Aim: Every record here needs to be written out again exactly.

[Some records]
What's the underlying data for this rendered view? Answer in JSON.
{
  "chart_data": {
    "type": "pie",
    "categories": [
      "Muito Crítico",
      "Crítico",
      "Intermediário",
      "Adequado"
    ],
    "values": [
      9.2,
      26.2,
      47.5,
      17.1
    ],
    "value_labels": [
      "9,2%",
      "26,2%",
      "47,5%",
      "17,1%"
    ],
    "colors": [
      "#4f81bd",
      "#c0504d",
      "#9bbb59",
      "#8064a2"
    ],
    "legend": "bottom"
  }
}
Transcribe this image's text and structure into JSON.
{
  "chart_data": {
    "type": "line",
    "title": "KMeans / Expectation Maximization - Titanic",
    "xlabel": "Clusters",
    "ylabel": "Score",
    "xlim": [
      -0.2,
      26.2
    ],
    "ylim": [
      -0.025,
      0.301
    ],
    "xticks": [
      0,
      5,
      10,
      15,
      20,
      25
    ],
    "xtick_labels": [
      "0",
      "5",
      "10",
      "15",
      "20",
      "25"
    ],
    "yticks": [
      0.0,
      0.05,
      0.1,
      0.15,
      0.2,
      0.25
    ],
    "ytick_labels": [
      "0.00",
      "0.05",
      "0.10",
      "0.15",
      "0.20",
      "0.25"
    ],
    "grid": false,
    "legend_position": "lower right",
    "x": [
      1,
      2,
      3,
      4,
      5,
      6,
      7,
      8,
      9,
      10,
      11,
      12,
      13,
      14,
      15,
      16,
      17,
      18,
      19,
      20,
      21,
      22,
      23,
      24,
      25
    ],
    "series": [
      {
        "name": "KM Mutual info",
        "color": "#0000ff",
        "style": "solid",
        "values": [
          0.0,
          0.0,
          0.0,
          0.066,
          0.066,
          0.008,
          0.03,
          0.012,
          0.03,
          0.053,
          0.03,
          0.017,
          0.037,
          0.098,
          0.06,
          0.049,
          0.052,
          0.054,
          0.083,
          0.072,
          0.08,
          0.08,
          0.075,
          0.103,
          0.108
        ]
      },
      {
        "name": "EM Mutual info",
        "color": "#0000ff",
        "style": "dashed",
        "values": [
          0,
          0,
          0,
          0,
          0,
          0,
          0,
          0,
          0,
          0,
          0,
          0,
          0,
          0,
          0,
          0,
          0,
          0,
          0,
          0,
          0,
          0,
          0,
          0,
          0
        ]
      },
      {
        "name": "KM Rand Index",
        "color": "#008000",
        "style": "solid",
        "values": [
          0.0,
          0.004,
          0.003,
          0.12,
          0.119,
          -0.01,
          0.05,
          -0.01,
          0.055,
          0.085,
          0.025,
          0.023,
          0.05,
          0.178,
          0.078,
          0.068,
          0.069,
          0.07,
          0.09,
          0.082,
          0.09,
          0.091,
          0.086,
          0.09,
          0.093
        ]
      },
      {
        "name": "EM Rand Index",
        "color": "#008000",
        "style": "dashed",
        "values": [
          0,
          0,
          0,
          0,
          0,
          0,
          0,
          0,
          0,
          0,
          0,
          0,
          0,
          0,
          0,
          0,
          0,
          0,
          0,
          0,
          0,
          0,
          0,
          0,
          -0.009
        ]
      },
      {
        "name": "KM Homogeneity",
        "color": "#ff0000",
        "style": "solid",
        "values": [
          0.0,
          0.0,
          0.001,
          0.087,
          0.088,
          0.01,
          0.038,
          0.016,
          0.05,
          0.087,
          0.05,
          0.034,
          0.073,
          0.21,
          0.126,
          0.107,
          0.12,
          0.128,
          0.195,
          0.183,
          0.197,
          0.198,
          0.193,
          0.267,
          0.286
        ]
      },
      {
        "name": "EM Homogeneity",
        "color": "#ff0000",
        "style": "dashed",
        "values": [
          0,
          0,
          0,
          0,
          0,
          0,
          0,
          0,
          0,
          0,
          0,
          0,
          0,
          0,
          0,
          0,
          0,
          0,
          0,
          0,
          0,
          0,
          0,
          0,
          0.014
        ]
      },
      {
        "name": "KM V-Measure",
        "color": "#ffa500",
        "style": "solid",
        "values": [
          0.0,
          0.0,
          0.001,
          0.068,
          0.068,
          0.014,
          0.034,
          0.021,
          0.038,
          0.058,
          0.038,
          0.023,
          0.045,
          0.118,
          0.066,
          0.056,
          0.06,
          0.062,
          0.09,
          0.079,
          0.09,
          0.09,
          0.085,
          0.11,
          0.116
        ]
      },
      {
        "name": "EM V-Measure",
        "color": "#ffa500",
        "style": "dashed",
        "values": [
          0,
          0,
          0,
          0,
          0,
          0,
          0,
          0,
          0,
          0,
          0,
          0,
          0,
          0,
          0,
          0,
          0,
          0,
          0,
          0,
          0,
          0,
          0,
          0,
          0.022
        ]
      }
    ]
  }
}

Expected output:
What's the underlying data for this rendered view? Answer in JSON.
{
  "chart_data": {
    "type": "pie",
    "categories": [
      "Muito Crítico",
      "Crítico",
      "Intermediário",
      "Adequado"
    ],
    "values": [
      9.2,
      26.2,
      47.5,
      17.1
    ],
    "value_labels": [
      "9,2%",
      "26,2%",
      "47,5%",
      "17,1%"
    ],
    "colors": [
      "#4f81bd",
      "#c0504d",
      "#9bbb59",
      "#8064a2"
    ],
    "legend": "bottom"
  }
}
Transcribe this image's text and structure into JSON.
{
  "chart_data": {
    "type": "line",
    "title": "KMeans / Expectation Maximization - Titanic",
    "xlabel": "Clusters",
    "ylabel": "Score",
    "xlim": [
      -0.2,
      26.2
    ],
    "ylim": [
      -0.025,
      0.301
    ],
    "xticks": [
      0,
      5,
      10,
      15,
      20,
      25
    ],
    "xtick_labels": [
      "0",
      "5",
      "10",
      "15",
      "20",
      "25"
    ],
    "yticks": [
      0.0,
      0.05,
      0.1,
      0.15,
      0.2,
      0.25
    ],
    "ytick_labels": [
      "0.00",
      "0.05",
      "0.10",
      "0.15",
      "0.20",
      "0.25"
    ],
    "grid": false,
    "legend_position": "lower right",
    "x": [
      1,
      2,
      3,
      4,
      5,
      6,
      7,
      8,
      9,
      10,
      11,
      12,
      13,
      14,
      15,
      16,
      17,
      18,
      19,
      20,
      21,
      22,
      23,
      24,
      25
    ],
    "series": [
      {
        "name": "KM Mutual info",
        "color": "#0000ff",
        "style": "solid",
        "values": [
          0.0,
          0.0,
          0.0,
          0.066,
          0.066,
          0.008,
          0.03,
          0.012,
          0.03,
          0.053,
          0.03,
          0.017,
          0.037,
          0.098,
          0.06,
          0.049,
          0.052,
          0.054,
          0.083,
          0.072,
          0.08,
          0.08,
          0.075,
          0.103,
          0.108
        ]
      },
      {
        "name": "EM Mutual info",
        "color": "#0000ff",
        "style": "dashed",
        "values": [
          0,
          0,
          0,
          0,
          0,
          0,
          0,
          0,
          0,
          0,
          0,
          0,
          0,
          0,
          0,
          0,
          0,
          0,
          0,
          0,
          0,
          0,
          0,
          0,
          0
        ]
      },
      {
        "name": "KM Rand Index",
        "color": "#008000",
        "style": "solid",
        "values": [
          0.0,
          0.004,
          0.003,
          0.12,
          0.119,
          -0.01,
          0.05,
          -0.01,
          0.055,
          0.085,
          0.025,
          0.023,
          0.05,
          0.178,
          0.078,
          0.068,
          0.069,
          0.07,
          0.09,
          0.082,
          0.09,
          0.091,
          0.086,
          0.09,
          0.093
        ]
      },
      {
        "name": "EM Rand Index",
        "color": "#008000",
        "style": "dashed",
        "values": [
          0,
          0,
          0,
          0,
          0,
          0,
          0,
          0,
          0,
          0,
          0,
          0,
          0,
          0,
          0,
          0,
          0,
          0,
          0,
          0,
          0,
          0,
          0,
          0,
          -0.009
        ]
      },
      {
        "name": "KM Homogeneity",
        "color": "#ff0000",
        "style": "solid",
        "values": [
          0.0,
          0.0,
          0.001,
          0.087,
          0.088,
          0.01,
          0.038,
          0.016,
          0.05,
          0.087,
          0.05,
          0.034,
          0.073,
          0.21,
          0.126,
          0.107,
          0.12,
          0.128,
          0.195,
          0.183,
          0.197,
          0.198,
          0.193,
          0.267,
          0.286
        ]
      },
      {
        "name": "EM Homogeneity",
        "color": "#ff0000",
        "style": "dashed",
        "values": [
          0,
          0,
          0,
          0,
          0,
          0,
          0,
          0,
          0,
          0,
          0,
          0,
          0,
          0,
          0,
          0,
          0,
          0,
          0,
          0,
          0,
          0,
          0,
          0,
          0.014
        ]
      },
      {
        "name": "KM V-Measure",
        "color": "#ffa500",
        "style": "solid",
        "values": [
          0.0,
          0.0,
          0.001,
          0.068,
          0.068,
          0.014,
          0.034,
          0.021,
          0.038,
          0.058,
          0.038,
          0.023,
          0.045,
          0.118,
          0.066,
          0.056,
          0.06,
          0.062,
          0.09,
          0.079,
          0.09,
          0.09,
          0.085,
          0.11,
          0.116
        ]
      },
      {
        "name": "EM V-Measure",
        "color": "#ffa500",
        "style": "dashed",
        "values": [
          0,
          0,
          0,
          0,
          0,
          0,
          0,
          0,
          0,
          0,
          0,
          0,
          0,
          0,
          0,
          0,
          0,
          0,
          0,
          0,
          0,
          0,
          0,
          0,
          0.022
        ]
      }
    ]
  }
}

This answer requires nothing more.